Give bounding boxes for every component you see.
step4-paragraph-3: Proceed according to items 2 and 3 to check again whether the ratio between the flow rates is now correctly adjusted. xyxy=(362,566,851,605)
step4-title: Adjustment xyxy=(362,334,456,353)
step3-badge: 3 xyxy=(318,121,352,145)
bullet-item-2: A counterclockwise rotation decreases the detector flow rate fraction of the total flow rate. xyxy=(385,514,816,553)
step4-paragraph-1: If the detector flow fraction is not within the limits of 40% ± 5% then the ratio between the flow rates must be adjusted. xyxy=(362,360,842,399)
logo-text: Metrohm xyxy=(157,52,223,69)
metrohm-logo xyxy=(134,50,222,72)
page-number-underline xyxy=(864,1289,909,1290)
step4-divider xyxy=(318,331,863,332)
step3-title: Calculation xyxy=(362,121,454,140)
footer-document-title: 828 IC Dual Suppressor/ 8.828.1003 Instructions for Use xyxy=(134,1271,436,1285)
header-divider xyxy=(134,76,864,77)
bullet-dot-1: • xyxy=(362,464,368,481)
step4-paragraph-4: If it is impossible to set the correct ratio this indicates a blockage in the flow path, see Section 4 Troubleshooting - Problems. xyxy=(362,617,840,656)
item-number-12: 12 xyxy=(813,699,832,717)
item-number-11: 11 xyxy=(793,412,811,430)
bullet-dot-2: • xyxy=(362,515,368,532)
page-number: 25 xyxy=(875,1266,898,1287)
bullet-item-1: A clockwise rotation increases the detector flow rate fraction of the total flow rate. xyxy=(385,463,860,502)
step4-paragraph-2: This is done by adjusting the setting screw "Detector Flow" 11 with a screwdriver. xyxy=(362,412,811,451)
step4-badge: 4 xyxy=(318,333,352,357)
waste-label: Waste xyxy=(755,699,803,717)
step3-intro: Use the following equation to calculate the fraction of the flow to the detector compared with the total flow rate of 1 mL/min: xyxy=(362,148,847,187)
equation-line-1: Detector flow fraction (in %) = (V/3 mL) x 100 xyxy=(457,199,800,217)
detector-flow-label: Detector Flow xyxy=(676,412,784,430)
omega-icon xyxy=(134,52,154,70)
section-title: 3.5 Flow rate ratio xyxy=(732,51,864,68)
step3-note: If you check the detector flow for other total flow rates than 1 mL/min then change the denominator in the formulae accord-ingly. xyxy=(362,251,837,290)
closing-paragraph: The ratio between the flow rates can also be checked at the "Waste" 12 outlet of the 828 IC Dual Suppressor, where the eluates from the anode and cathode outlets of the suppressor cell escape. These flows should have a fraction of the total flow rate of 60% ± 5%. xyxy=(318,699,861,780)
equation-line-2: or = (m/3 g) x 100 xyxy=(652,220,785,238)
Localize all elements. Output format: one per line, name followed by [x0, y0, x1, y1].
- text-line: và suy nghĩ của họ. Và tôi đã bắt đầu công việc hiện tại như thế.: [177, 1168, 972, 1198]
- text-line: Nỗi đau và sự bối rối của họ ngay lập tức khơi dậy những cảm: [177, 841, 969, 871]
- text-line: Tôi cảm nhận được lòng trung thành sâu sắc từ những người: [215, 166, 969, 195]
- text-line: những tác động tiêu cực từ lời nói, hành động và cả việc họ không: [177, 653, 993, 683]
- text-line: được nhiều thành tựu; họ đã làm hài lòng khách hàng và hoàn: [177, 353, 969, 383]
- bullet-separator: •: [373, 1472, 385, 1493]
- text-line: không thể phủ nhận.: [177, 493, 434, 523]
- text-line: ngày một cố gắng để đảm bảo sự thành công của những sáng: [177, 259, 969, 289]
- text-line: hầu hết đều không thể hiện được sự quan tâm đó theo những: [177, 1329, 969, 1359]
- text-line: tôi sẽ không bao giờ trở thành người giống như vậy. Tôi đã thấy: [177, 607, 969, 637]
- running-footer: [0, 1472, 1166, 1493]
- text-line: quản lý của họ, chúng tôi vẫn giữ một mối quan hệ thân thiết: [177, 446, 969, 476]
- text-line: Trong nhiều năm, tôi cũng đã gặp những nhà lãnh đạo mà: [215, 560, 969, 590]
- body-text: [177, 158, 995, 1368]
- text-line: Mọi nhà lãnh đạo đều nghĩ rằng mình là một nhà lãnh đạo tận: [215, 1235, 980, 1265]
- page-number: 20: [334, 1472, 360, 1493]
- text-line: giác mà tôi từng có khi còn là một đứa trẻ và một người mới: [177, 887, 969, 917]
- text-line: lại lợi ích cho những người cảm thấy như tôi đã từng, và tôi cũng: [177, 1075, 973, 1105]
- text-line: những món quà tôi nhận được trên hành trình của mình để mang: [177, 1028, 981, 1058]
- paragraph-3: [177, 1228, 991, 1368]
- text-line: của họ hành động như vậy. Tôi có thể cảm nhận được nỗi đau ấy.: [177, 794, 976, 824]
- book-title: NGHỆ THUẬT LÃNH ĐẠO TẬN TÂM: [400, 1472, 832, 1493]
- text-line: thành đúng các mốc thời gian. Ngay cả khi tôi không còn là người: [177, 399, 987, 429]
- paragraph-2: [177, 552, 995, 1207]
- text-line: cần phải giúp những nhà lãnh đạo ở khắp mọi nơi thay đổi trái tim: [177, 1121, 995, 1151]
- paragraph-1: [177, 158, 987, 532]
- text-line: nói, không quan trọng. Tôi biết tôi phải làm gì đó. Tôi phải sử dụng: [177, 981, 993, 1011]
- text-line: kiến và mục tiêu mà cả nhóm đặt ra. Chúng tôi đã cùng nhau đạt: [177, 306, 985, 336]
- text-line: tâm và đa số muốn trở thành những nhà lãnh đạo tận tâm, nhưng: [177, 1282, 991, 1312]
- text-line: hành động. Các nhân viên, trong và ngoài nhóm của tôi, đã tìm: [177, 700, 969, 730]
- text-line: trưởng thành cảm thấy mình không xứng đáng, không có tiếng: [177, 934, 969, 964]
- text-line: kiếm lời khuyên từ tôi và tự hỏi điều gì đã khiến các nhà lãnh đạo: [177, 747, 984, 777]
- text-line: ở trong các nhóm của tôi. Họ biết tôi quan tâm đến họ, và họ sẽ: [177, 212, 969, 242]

☆ ☆ ☆ ☆ ☆

SET EXERCISE:
Put every line of the data above into a JSON list of strings, one string per line, and leave out any blank lines.

EXERCISE RESPONSE:
[
  "Give bounding boxes for every component you see.",
  "step4-paragraph-3: Proceed according to items 2 and 3 to check again whether the ratio between the flow rates is now correctly adjusted. xyxy=(362,566,851,605)",
  "step4-title: Adjustment xyxy=(362,334,456,353)",
  "step3-badge: 3 xyxy=(318,121,352,145)",
  "bullet-item-2: A counterclockwise rotation decreases the detector flow rate fraction of the total flow rate. xyxy=(385,514,816,553)",
  "step4-paragraph-1: If the detector flow fraction is not within the limits of 40% ± 5% then the ratio between the flow rates must be adjusted. xyxy=(362,360,842,399)",
  "logo-text: Metrohm xyxy=(157,52,223,69)",
  "metrohm-logo xyxy=(134,50,222,72)",
  "page-number-underline xyxy=(864,1289,909,1290)",
  "step4-divider xyxy=(318,331,863,332)",
  "step3-title: Calculation xyxy=(362,121,454,140)",
  "footer-document-title: 828 IC Dual Suppressor/ 8.828.1003 Instructions for Use xyxy=(134,1271,436,1285)",
  "header-divider xyxy=(134,76,864,77)",
  "bullet-dot-1: • xyxy=(362,464,368,481)",
  "step4-paragraph-4: If it is impossible to set the correct ratio this indicates a blockage in the flow path, see Section 4 Troubleshooting - Problems. xyxy=(362,617,840,656)",
  "item-number-12: 12 xyxy=(813,699,832,717)",
  "item-number-11: 11 xyxy=(793,412,811,430)",
  "bullet-dot-2: • xyxy=(362,515,368,532)",
  "page-number: 25 xyxy=(875,1266,898,1287)",
  "bullet-item-1: A clockwise rotation increases the detector flow rate fraction of the total flow rate. xyxy=(385,463,860,502)",
  "step4-paragraph-2: This is done by adjusting the setting screw \"Detector Flow\" 11 with a screwdriver. xyxy=(362,412,811,451)",
  "step4-badge: 4 xyxy=(318,333,352,357)",
  "waste-label: Waste xyxy=(755,699,803,717)",
  "step3-intro: Use the following equation to calculate the fraction of the flow to the detector compared with the total flow rate of 1 mL/min: xyxy=(362,148,847,187)",
  "equation-line-1: Detector flow fraction (in %) = (V/3 mL) x 100 xyxy=(457,199,800,217)",
  "detector-flow-label: Detector Flow xyxy=(676,412,784,430)",
  "omega-icon xyxy=(134,52,154,70)",
  "section-title: 3.5 Flow rate ratio xyxy=(732,51,864,68)",
  "step3-note: If you check the detector flow for other total flow rates than 1 mL/min then change the denominator in the formulae accord-ingly. xyxy=(362,251,837,290)",
  "closing-paragraph: The ratio between the flow rates can also be checked at the \"Waste\" 12 outlet of the 828 IC Dual Suppressor, where the eluates from the anode and cathode outlets of the suppressor cell escape. These flows should have a fraction of the total flow rate of 60% ± 5%. xyxy=(318,699,861,780)",
  "equation-line-2: or = (m/3 g) x 100 xyxy=(652,220,785,238)",
  "Localize all elements. Output format: one per line, name followed by [x0, y0, x1, y1].",
  "- text-line: và suy nghĩ của họ. Và tôi đã bắt đầu công việc hiện tại như thế.: [177, 1168, 972, 1198]",
  "- text-line: Nỗi đau và sự bối rối của họ ngay lập tức khơi dậy những cảm: [177, 841, 969, 871]",
  "- text-line: Tôi cảm nhận được lòng trung thành sâu sắc từ những người: [215, 166, 969, 195]",
  "- text-line: những tác động tiêu cực từ lời nói, hành động và cả việc họ không: [177, 653, 993, 683]",
  "- text-line: được nhiều thành tựu; họ đã làm hài lòng khách hàng và hoàn: [177, 353, 969, 383]",
  "- bullet-separator: •: [373, 1472, 385, 1493]",
  "- text-line: không thể phủ nhận.: [177, 493, 434, 523]",
  "- text-line: ngày một cố gắng để đảm bảo sự thành công của những sáng: [177, 259, 969, 289]",
  "- text-line: hầu hết đều không thể hiện được sự quan tâm đó theo những: [177, 1329, 969, 1359]",
  "- text-line: tôi sẽ không bao giờ trở thành người giống như vậy. Tôi đã thấy: [177, 607, 969, 637]",
  "- running-footer: [0, 1472, 1166, 1493]",
  "- text-line: quản lý của họ, chúng tôi vẫn giữ một mối quan hệ thân thiết: [177, 446, 969, 476]",
  "- text-line: Trong nhiều năm, tôi cũng đã gặp những nhà lãnh đạo mà: [215, 560, 969, 590]",
  "- body-text: [177, 158, 995, 1368]",
  "- text-line: Mọi nhà lãnh đạo đều nghĩ rằng mình là một nhà lãnh đạo tận: [215, 1235, 980, 1265]",
  "- page-number: 20: [334, 1472, 360, 1493]",
  "- text-line: giác mà tôi từng có khi còn là một đứa trẻ và một người mới: [177, 887, 969, 917]",
  "- text-line: lại lợi ích cho những người cảm thấy như tôi đã từng, và tôi cũng: [177, 1075, 973, 1105]",
  "- text-line: những món quà tôi nhận được trên hành trình của mình để mang: [177, 1028, 981, 1058]",
  "- paragraph-3: [177, 1228, 991, 1368]",
  "- text-line: của họ hành động như vậy. Tôi có thể cảm nhận được nỗi đau ấy.: [177, 794, 976, 824]",
  "- book-title: NGHỆ THUẬT LÃNH ĐẠO TẬN TÂM: [400, 1472, 832, 1493]",
  "- text-line: thành đúng các mốc thời gian. Ngay cả khi tôi không còn là người: [177, 399, 987, 429]",
  "- paragraph-2: [177, 552, 995, 1207]",
  "- text-line: cần phải giúp những nhà lãnh đạo ở khắp mọi nơi thay đổi trái tim: [177, 1121, 995, 1151]",
  "- paragraph-1: [177, 158, 987, 532]",
  "- text-line: nói, không quan trọng. Tôi biết tôi phải làm gì đó. Tôi phải sử dụng: [177, 981, 993, 1011]",
  "- text-line: kiến và mục tiêu mà cả nhóm đặt ra. Chúng tôi đã cùng nhau đạt: [177, 306, 985, 336]",
  "- text-line: tâm và đa số muốn trở thành những nhà lãnh đạo tận tâm, nhưng: [177, 1282, 991, 1312]",
  "- text-line: hành động. Các nhân viên, trong và ngoài nhóm của tôi, đã tìm: [177, 700, 969, 730]",
  "- text-line: trưởng thành cảm thấy mình không xứng đáng, không có tiếng: [177, 934, 969, 964]",
  "- text-line: kiếm lời khuyên từ tôi và tự hỏi điều gì đã khiến các nhà lãnh đạo: [177, 747, 984, 777]",
  "- text-line: ở trong các nhóm của tôi. Họ biết tôi quan tâm đến họ, và họ sẽ: [177, 212, 969, 242]"
]